:: Problem statement ::
Extract each line containing the string "empleando".

:: Data entries ::
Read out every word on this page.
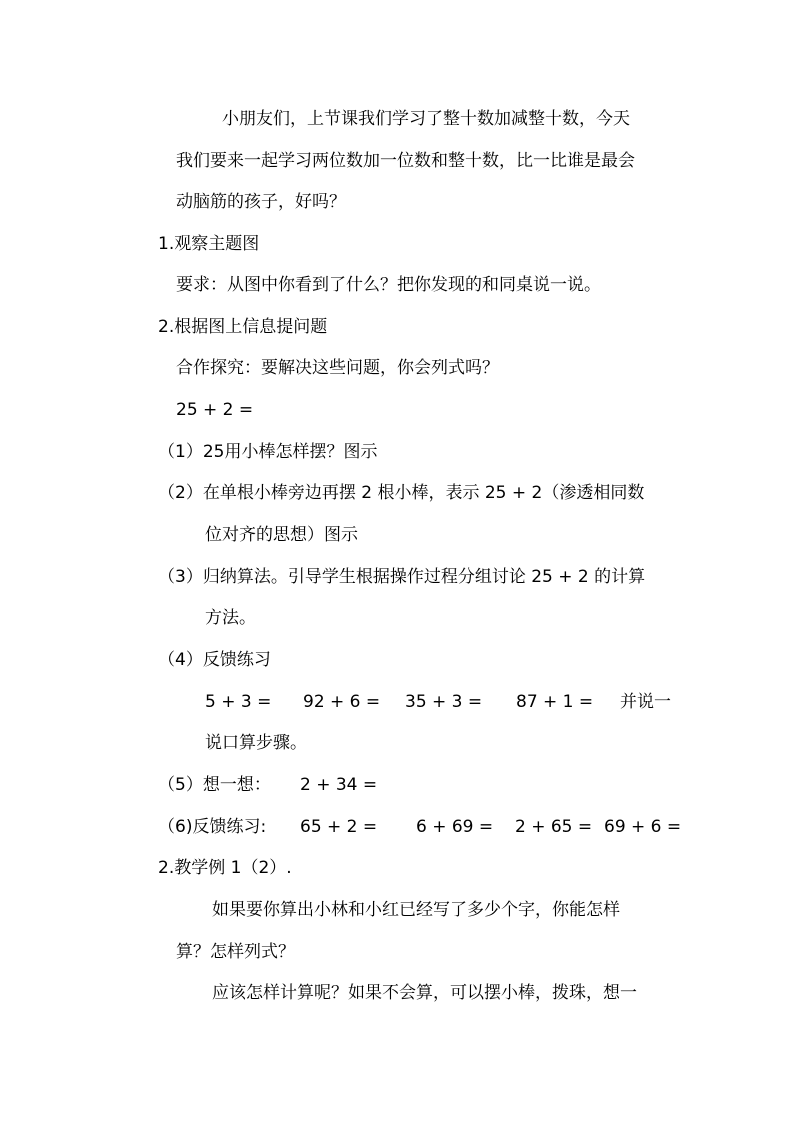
小朋友们，上节课我们学习了整十数加减整十数，今天
我们要来一起学习两位数加一位数和整十数，比一比谁是最会
动脑筋的孩子，好吗？
1.观察主题图
要求：从图中你看到了什么？把你发现的和同桌说一说。
2.根据图上信息提问题
合作探究：要解决这些问题，你会列式吗？
25 + 2 =
（1）25用小棒怎样摆？图示
（2）在单根小棒旁边再摆 2 根小棒，表示 25 + 2（渗透相同数
位对齐的思想）图示
（3）归纳算法。引导学生根据操作过程分组讨论 25 + 2 的计算
方法。
（4）反馈练习
5 + 3 = 92 + 6 = 35 + 3 = 87 + 1 = 并说一
说口算步骤。
（5）想一想： 2 + 34 =
（6)反馈练习: 65 + 2 = 6 + 69 = 2 + 65 = 69 + 6 =
2.教学例 1（2）.
如果要你算出小林和小红已经写了多少个字，你能怎样
算？怎样列式？
应该怎样计算呢？如果不会算，可以摆小棒，拨珠，想一
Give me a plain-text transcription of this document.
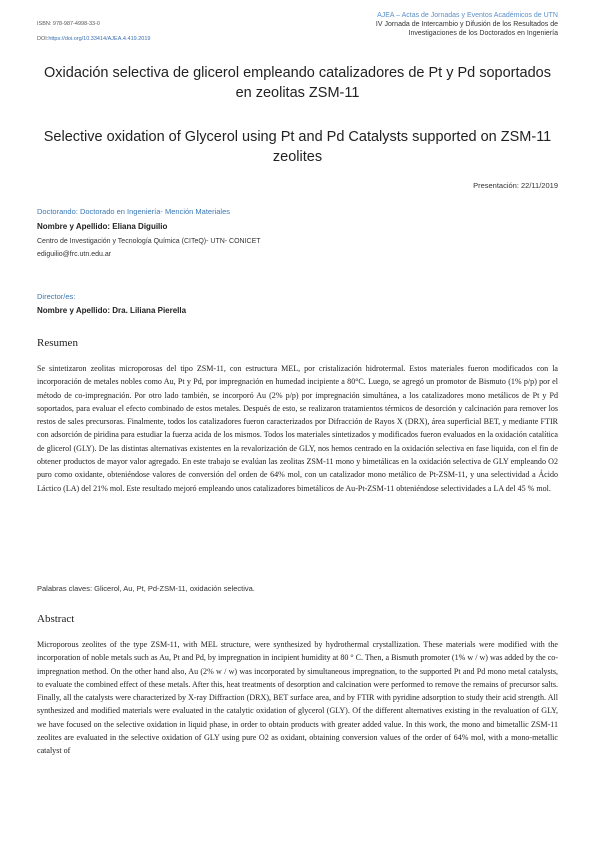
ISBN: 978-987-4998-33-0
DOI:https://doi.org/10.33414/AJEA.4.419.2019
AJEA – Actas de Jornadas y Eventos Académicos de UTN
IV Jornada de Intercambio y Difusión de los Resultados de
Investigaciones de los Doctorados en Ingeniería
Oxidación selectiva de glicerol empleando catalizadores de Pt y Pd soportados en zeolitas ZSM-11
Selective oxidation of Glycerol using Pt and Pd Catalysts supported on ZSM-11 zeolites
Presentación: 22/11/2019
Doctorando: Doctorado en Ingeniería- Mención Materiales
Nombre y Apellido: Eliana Diguilio
Centro de Investigación y Tecnología Química (CITeQ)- UTN- CONICET
ediguilio@frc.utn.edu.ar
Director/es:
Nombre y Apellido: Dra. Liliana Pierella
Resumen

Se sintetizaron zeolitas microporosas del tipo ZSM-11, con estructura MEL, por cristalización hidrotermal. Estos materiales fueron modificados con la incorporación de metales nobles como Au, Pt y Pd, por impregnación en humedad incipiente a 80°C. Luego, se agregó un promotor de Bismuto (1% p/p) por el método de co-impregnación. Por otro lado también, se incorporó Au (2% p/p) por impregnación simultánea, a los catalizadores mono metálicos de Pt y Pd soportados, para evaluar el efecto combinado de estos metales. Después de esto, se realizaron tratamientos térmicos de desorción y calcinación para remover los restos de sales precursoras. Finalmente, todos los catalizadores fueron caracterizados por Difracción de Rayos X (DRX), área superficial BET, y mediante FTIR con adsorción de piridina para estudiar la fuerza acida de los mismos. Todos los materiales sintetizados y modificados fueron evaluados en la oxidación catalítica de glicerol (GLY). De las distintas alternativas existentes en la revalorización de GLY, nos hemos centrado en la oxidación selectiva en fase liquida, con el fin de obtener productos de mayor valor agregado. En este trabajo se evalúan las zeolitas ZSM-11 mono y bimetálicas en la oxidación selectiva de GLY empleando O2 puro como oxidante, obteniéndose valores de conversión del orden de 64% mol, con un catalizador mono metálico de Pt-ZSM-11, y una selectividad a Ácido Láctico (LA) del 21% mol. Este resultado mejoró empleando unos catalizadores bimetálicos de Au-Pt-ZSM-11 obteniéndose selectividades a LA del 45 % mol.

Palabras claves: Glicerol, Au, Pt, Pd-ZSM-11, oxidación selectiva.
Abstract

Microporous zeolites of the type ZSM-11, with MEL structure, were synthesized by hydrothermal crystallization. These materials were modified with the incorporation of noble metals such as Au, Pt and Pd, by impregnation in incipient humidity at 80 ° C. Then, a Bismuth promoter (1% w / w) was added by the co-impregnation method. On the other hand also, Au (2% w / w) was incorporated by simultaneous impregnation, to the supported Pt and Pd mono metal catalysts, to evaluate the combined effect of these metals. After this, heat treatments of desorption and calcination were performed to remove the remains of precursor salts. Finally, all the catalysts were characterized by X-ray Diffraction (DRX), BET surface area, and by FTIR with pyridine adsorption to study their acid strength. All synthesized and modified materials were evaluated in the catalytic oxidation of glycerol (GLY). Of the different alternatives existing in the revaluation of GLY, we have focused on the selective oxidation in liquid phase, in order to obtain products with greater added value. In this work, the mono and bimetallic ZSM-11 zeolites are evaluated in the selective oxidation of GLY using pure O2 as oxidant, obtaining conversion values of the order of 64% mol, with a mono-metallic catalyst of
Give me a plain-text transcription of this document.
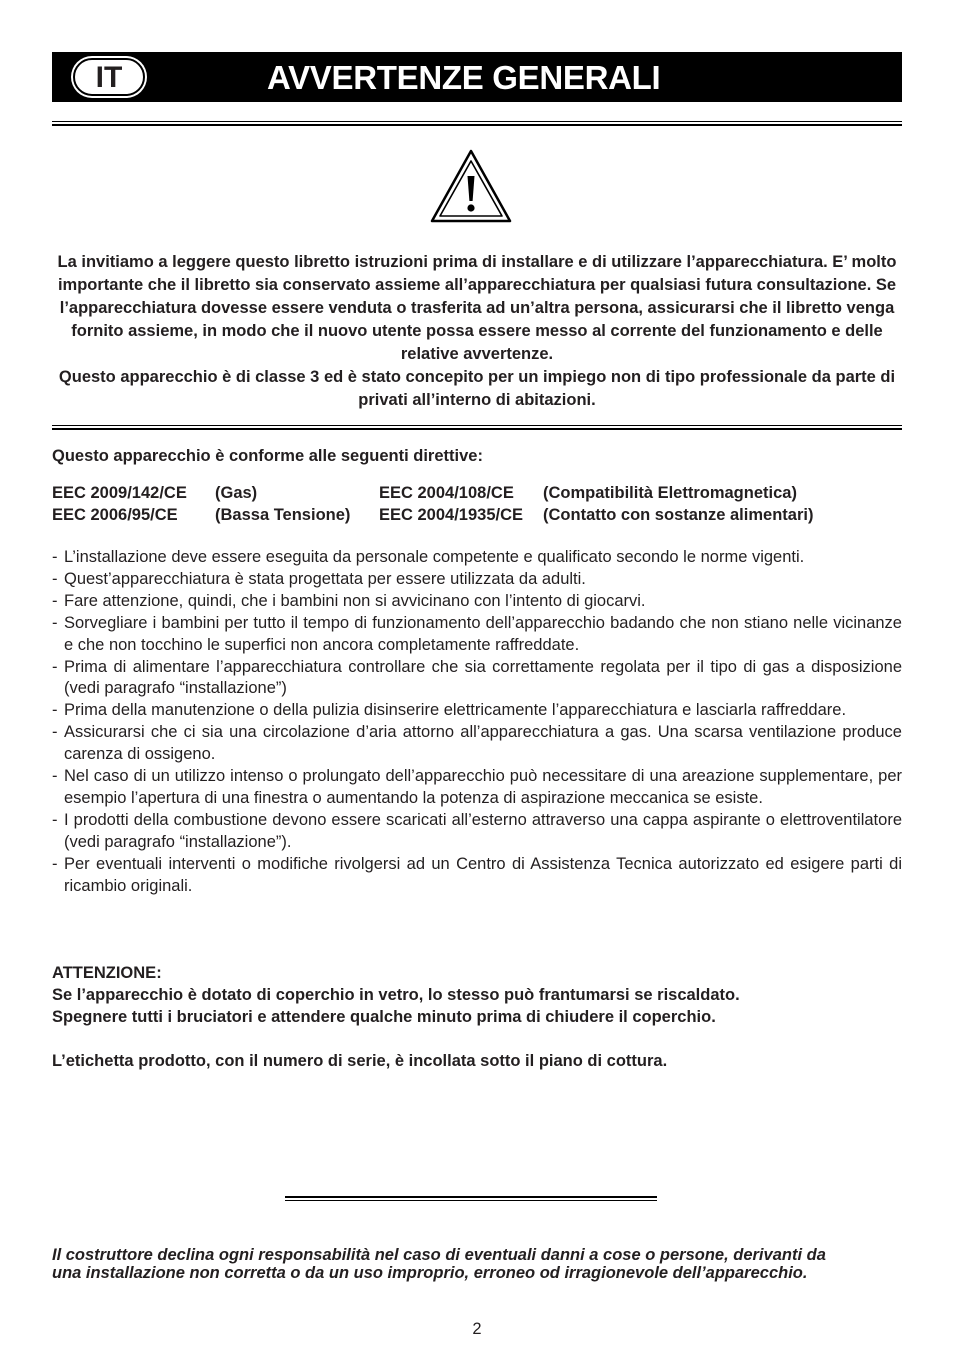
IT	AVVERTENZE GENERALI

La invitiamo a leggere questo libretto istruzioni prima di installare e di utilizzare l’apparecchiatura. E’ molto importante che il libretto sia conservato assieme all’apparecchiatura per qualsiasi futura consultazione. Se l’apparecchiatura dovesse essere venduta o trasferita ad un’altra persona, assicurarsi che il libretto venga fornito assieme, in modo che il nuovo utente possa essere messo al corrente del funzionamento e delle relative avvertenze.

Questo apparecchio è di classe 3 ed è stato concepito per un impiego non di tipo professionale da parte di privati all’interno di abitazioni.

Questo apparecchio è conforme alle seguenti direttive:
EEC 2009/142/CE (Gas)	EEC 2004/108/CE (Compatibilità Elettromagnetica)
EEC 2006/95/CE (Bassa Tensione) EEC 2004/1935/CE (Contatto con sostanze alimentari)
- L’installazione deve essere eseguita da personale competente e qualificato secondo le norme vigenti.
- Quest’apparecchiatura è stata progettata per essere utilizzata da adulti.
- Fare attenzione, quindi, che i bambini non si avvicinano con l’intento di giocarvi.
- Sorvegliare i bambini per tutto il tempo di funzionamento dell’apparecchio badando che non stiano nelle vicinanze e che non tocchino le superfici non ancora completamente raffreddate.
- Prima di alimentare l’apparecchiatura controllare che sia correttamente regolata per il tipo di gas a disposizione (vedi paragrafo “installazione”)
- Prima della manutenzione o della pulizia disinserire elettricamente l’apparecchiatura e lasciarla raffreddare.
- Assicurarsi che ci sia una circolazione d’aria attorno all’apparecchiatura a gas. Una scarsa ventilazione produce carenza di ossigeno.
- Nel caso di un utilizzo intenso o prolungato dell’apparecchio può necessitare di una areazione supplementare, per esempio l’apertura di una finestra o aumentando la potenza di aspirazione meccanica se esiste.
- I prodotti della combustione devono essere scaricati all’esterno attraverso una cappa aspirante o elettroventilatore (vedi paragrafo “installazione”).
- Per eventuali interventi o modifiche rivolgersi ad un Centro di Assistenza Tecnica autorizzato ed esigere parti di ricambio originali.
ATTENZIONE:
Se l’apparecchio è dotato di coperchio in vetro, lo stesso può frantumarsi se riscaldato.
Spegnere tutti i bruciatori e attendere qualche minuto prima di chiudere il coperchio.
L’etichetta prodotto, con il numero di serie, è incollata sotto il piano di cottura.
Il costruttore declina ogni responsabilità nel caso di eventuali danni a cose o persone, derivanti da
una installazione non corretta o da un uso improprio, erroneo od irragionevole dell’apparecchio.
2
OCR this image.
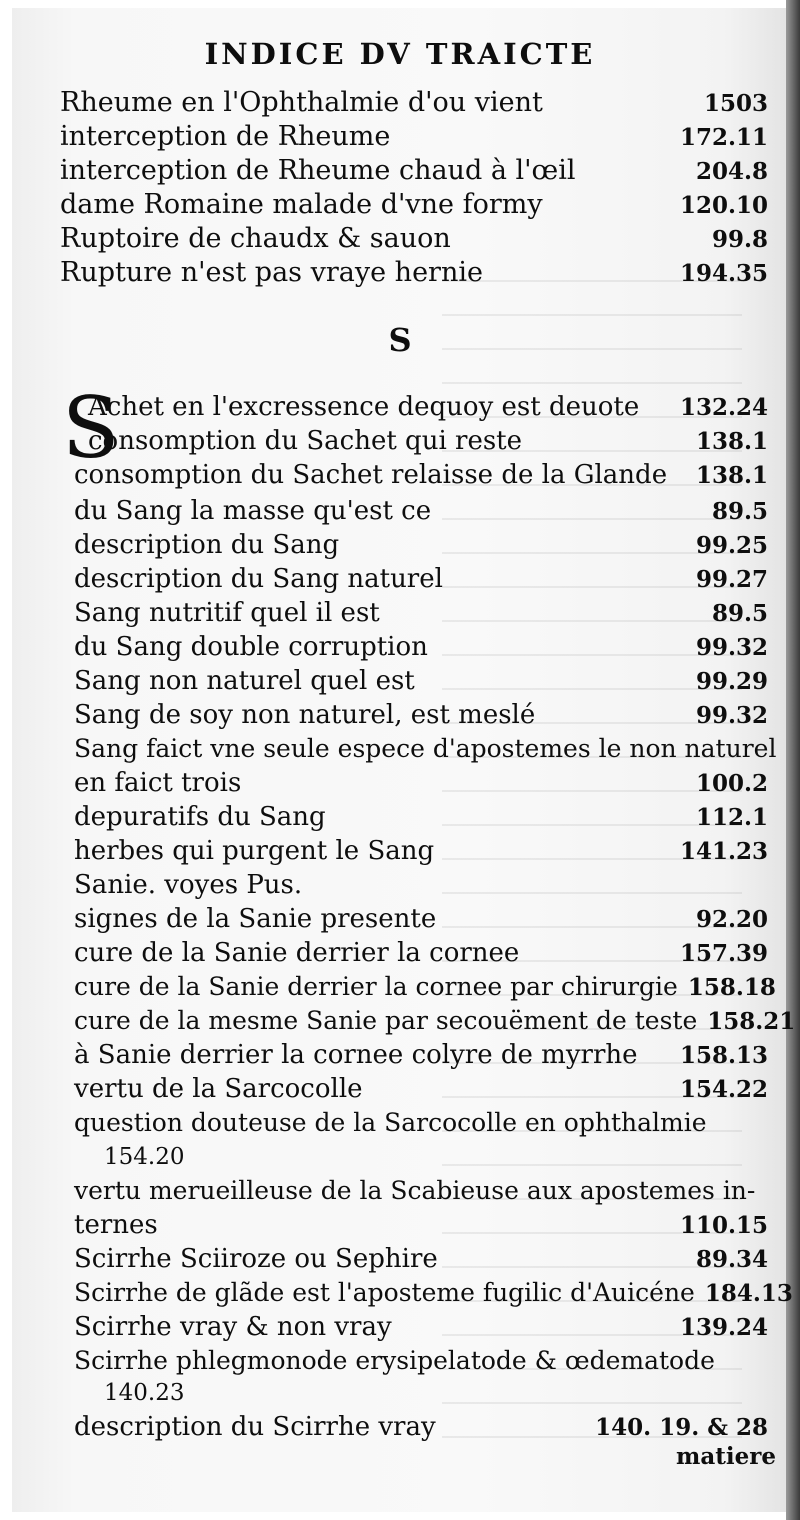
INDICE DV TRAICTE
Rheume en l'Ophthalmie d'ou vient	1503
interception de Rheume	172.11
interception de Rheume chaud à l'œil	204.8
dame Romaine malade d'vne formy	120.10
Ruptoire de chaudx & sauon	99.8
Rupture n'est pas vraye hernie	194.35
S
S
Achet en l'excressence dequoy est deuote	132.24
consomption du Sachet qui reste	138.1
consomption du Sachet relaisse de la Glande	138.1
du Sang la masse qu'est ce	89.5
description du Sang	99.25
description du Sang naturel	99.27
Sang nutritif quel il est	89.5
du Sang double corruption	99.32
Sang non naturel quel est	99.29
Sang de soy non naturel, est meslé	99.32
Sang faict vne seule espece d'apostemes le non naturel
en faict trois	100.2
depuratifs du Sang	112.1
herbes qui purgent le Sang	141.23
Sanie. voyes Pus.
signes de la Sanie presente	92.20
cure de la Sanie derrier la cornee	157.39
cure de la Sanie derrier la cornee par chirurgie 158.18
cure de la mesme Sanie par secouëment de teste 158.21
à Sanie derrier la cornee colyre de myrrhe	158.13
vertu de la Sarcocolle	154.22
question douteuse de la Sarcocolle en ophthalmie
154.20
vertu merueilleuse de la Scabieuse aux apostemes in-
ternes	110.15
Scirrhe Sciiroze ou Sephire	89.34
Scirrhe de glãde est l'aposteme fugilic d'Auicéne 184.13
Scirrhe vray & non vray	139.24
Scirrhe phlegmonode erysipelatode & œdematode
140.23
description du Scirrhe vray	140. 19. & 28
matiere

:: Exercise answer ::
Oxidación selectiva de glicerol empleando catalizadores de Pt y Pd soportados en zeolitas ZSM-11
Se sintetizaron zeolitas microporosas del tipo ZSM-11, con estructura MEL, por cristalización hidrotermal. Estos materiales fueron modificados con la incorporación de metales nobles como Au, Pt y Pd, por impregnación en humedad incipiente a 80°C. Luego, se agregó un promotor de Bismuto (1% p/p) por el método de co-impregnación. Por otro lado también, se incorporó Au (2% p/p) por impregnación simultánea, a los catalizadores mono metálicos de Pt y Pd soportados, para evaluar el efecto combinado de estos metales. Después de esto, se realizaron tratamientos térmicos de desorción y calcinación para remover los restos de sales precursoras. Finalmente, todos los catalizadores fueron caracterizados por Difracción de Rayos X (DRX), área superficial BET, y mediante FTIR con adsorción de piridina para estudiar la fuerza acida de los mismos. Todos los materiales sintetizados y modificados fueron evaluados en la oxidación catalítica de glicerol (GLY). De las distintas alternativas existentes en la revalorización de GLY, nos hemos centrado en la oxidación selectiva en fase liquida, con el fin de obtener productos de mayor valor agregado. En este trabajo se evalúan las zeolitas ZSM-11 mono y bimetálicas en la oxidación selectiva de GLY empleando O2 puro como oxidante, obteniéndose valores de conversión del orden de 64% mol, con un catalizador mono metálico de Pt-ZSM-11, y una selectividad a Ácido Láctico (LA) del 21% mol. Este resultado mejoró empleando unos catalizadores bimetálicos de Au-Pt-ZSM-11 obteniéndose selectividades a LA del 45 % mol.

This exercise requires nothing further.